■ **WHAT THE TASK ASKS**
Skip the images and copy each record exactly as written.

** start of DATA TO PROCESS **

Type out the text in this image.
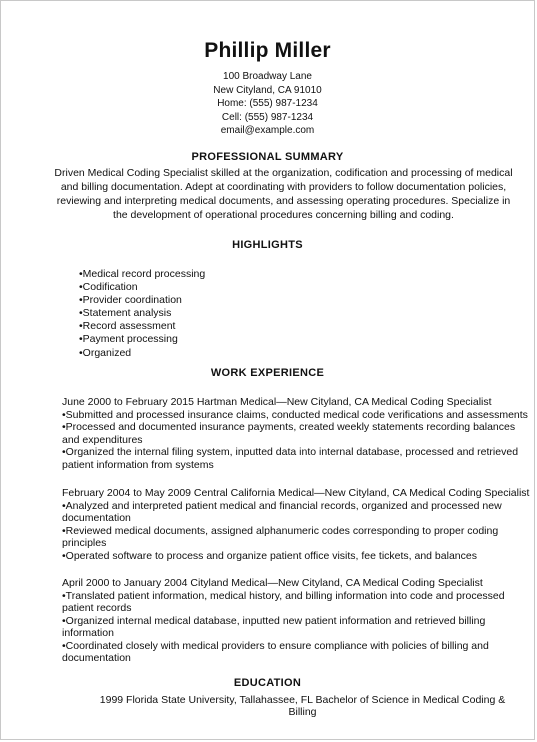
Phillip Miller
100 Broadway Lane
New Cityland, CA 91010
Home: (555) 987-1234
Cell: (555) 987-1234
email@example.com
PROFESSIONAL SUMMARY
Driven Medical Coding Specialist skilled at the organization, codification and processing of medical
and billing documentation. Adept at coordinating with providers to follow documentation policies,
reviewing and interpreting medical documents, and assessing operating procedures. Specialize in
the development of operational procedures concerning billing and coding.
HIGHLIGHTS
•Medical record processing
•Codification
•Provider coordination
•Statement analysis
•Record assessment
•Payment processing
•Organized
WORK EXPERIENCE
June 2000 to February 2015 Hartman Medical—New Cityland, CA Medical Coding Specialist
•Submitted and processed insurance claims, conducted medical code verifications and assessments
•Processed and documented insurance payments, created weekly statements recording balances
and expenditures
•Organized the internal filing system, inputted data into internal database, processed and retrieved
patient information from systems
February 2004 to May 2009 Central California Medical—New Cityland, CA Medical Coding Specialist
•Analyzed and interpreted patient medical and financial records, organized and processed new
documentation
•Reviewed medical documents, assigned alphanumeric codes corresponding to proper coding
principles
•Operated software to process and organize patient office visits, fee tickets, and balances
April 2000 to January 2004 Cityland Medical—New Cityland, CA Medical Coding Specialist
•Translated patient information, medical history, and billing information into code and processed
patient records
•Organized internal medical database, inputted new patient information and retrieved billing
information
•Coordinated closely with medical providers to ensure compliance with policies of billing and
documentation
EDUCATION
1999 Florida State University, Tallahassee, FL Bachelor of Science in Medical Coding & Billing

** end of DATA TO PROCESS **

■ **RESULT**
Type out the text in this image.
Phillip Miller
100 Broadway Lane
New Cityland, CA 91010
Home: (555) 987-1234
Cell: (555) 987-1234
email@example.com
PROFESSIONAL SUMMARY
Driven Medical Coding Specialist skilled at the organization, codification and processing of medical
and billing documentation. Adept at coordinating with providers to follow documentation policies,
reviewing and interpreting medical documents, and assessing operating procedures. Specialize in
the development of operational procedures concerning billing and coding.
HIGHLIGHTS
•Medical record processing
•Codification
•Provider coordination
•Statement analysis
•Record assessment
•Payment processing
•Organized
WORK EXPERIENCE
June 2000 to February 2015 Hartman Medical—New Cityland, CA Medical Coding Specialist
•Submitted and processed insurance claims, conducted medical code verifications and assessments
•Processed and documented insurance payments, created weekly statements recording balances
and expenditures
•Organized the internal filing system, inputted data into internal database, processed and retrieved
patient information from systems
February 2004 to May 2009 Central California Medical—New Cityland, CA Medical Coding Specialist
•Analyzed and interpreted patient medical and financial records, organized and processed new
documentation
•Reviewed medical documents, assigned alphanumeric codes corresponding to proper coding
principles
•Operated software to process and organize patient office visits, fee tickets, and balances
April 2000 to January 2004 Cityland Medical—New Cityland, CA Medical Coding Specialist
•Translated patient information, medical history, and billing information into code and processed
patient records
•Organized internal medical database, inputted new patient information and retrieved billing
information
•Coordinated closely with medical providers to ensure compliance with policies of billing and
documentation
EDUCATION
1999 Florida State University, Tallahassee, FL Bachelor of Science in Medical Coding & Billing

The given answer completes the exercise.